** Given task **
What is the count of lines that hold the word "rates"? Give only the number.

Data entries
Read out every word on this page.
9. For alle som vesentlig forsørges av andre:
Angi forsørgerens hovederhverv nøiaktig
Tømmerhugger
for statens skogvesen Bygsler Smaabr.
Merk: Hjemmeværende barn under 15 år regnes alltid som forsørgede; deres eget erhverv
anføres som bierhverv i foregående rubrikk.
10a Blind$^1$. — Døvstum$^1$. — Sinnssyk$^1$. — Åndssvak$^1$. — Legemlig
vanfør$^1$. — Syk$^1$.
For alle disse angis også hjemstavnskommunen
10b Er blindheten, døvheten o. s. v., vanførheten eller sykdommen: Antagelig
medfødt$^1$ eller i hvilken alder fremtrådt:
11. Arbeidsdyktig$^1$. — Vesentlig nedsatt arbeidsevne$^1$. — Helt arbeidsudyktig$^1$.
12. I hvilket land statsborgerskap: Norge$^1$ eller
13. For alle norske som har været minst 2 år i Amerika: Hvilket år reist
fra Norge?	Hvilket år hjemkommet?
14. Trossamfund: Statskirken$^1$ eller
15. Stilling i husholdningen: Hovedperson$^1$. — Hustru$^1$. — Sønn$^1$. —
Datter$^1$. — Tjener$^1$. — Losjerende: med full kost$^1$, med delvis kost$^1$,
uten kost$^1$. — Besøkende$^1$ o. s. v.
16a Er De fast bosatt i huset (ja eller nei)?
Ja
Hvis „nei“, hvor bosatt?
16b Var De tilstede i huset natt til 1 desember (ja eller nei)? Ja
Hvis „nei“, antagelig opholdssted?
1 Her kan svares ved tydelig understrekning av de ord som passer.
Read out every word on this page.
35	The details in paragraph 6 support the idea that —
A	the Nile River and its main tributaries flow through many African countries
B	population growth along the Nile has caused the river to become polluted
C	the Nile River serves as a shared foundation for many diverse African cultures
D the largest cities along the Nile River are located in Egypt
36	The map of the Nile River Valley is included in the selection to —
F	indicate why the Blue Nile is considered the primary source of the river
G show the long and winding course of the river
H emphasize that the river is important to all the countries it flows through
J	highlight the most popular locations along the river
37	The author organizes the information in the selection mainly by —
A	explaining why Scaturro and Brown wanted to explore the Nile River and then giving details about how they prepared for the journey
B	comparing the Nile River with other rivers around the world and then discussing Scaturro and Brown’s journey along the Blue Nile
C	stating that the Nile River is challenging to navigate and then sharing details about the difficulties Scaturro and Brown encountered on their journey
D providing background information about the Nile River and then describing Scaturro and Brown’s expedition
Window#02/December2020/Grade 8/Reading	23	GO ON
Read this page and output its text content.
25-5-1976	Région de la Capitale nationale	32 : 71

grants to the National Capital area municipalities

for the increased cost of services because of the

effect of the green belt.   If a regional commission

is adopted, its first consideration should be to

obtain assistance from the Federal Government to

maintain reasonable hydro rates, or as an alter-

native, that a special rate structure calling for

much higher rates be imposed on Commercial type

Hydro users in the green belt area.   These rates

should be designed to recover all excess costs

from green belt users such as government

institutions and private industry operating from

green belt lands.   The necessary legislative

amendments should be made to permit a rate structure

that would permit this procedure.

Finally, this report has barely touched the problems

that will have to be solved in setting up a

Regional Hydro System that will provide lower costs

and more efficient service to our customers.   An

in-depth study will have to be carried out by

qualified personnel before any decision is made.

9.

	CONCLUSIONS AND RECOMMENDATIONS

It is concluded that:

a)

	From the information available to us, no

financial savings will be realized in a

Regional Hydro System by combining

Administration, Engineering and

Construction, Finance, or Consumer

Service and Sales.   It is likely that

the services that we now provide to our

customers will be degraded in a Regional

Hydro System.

** Expected answer **
3